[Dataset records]
══════════

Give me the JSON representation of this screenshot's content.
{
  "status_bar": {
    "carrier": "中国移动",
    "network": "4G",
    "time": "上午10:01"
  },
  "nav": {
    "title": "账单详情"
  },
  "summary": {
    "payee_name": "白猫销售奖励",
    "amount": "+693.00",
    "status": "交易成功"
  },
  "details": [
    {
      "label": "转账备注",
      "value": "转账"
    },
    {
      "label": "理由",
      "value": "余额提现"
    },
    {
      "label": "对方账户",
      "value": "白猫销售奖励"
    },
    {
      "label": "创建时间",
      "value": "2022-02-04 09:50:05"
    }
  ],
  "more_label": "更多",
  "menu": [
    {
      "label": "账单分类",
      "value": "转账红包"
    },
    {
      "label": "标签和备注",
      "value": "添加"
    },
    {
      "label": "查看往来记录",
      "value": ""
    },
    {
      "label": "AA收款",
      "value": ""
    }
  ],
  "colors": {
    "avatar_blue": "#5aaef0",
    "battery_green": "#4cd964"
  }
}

══════════

§ **SHORT TASK**
Copy all lines from the material that hold "value".

§ **FINISHED ANSWER**
      "value": "转账"
      "value": "余额提现"
      "value": "白猫销售奖励"
      "value": "2022-02-04 09:50:05"
      "value": "转账红包"
      "value": "添加"
      "value": ""
      "value": ""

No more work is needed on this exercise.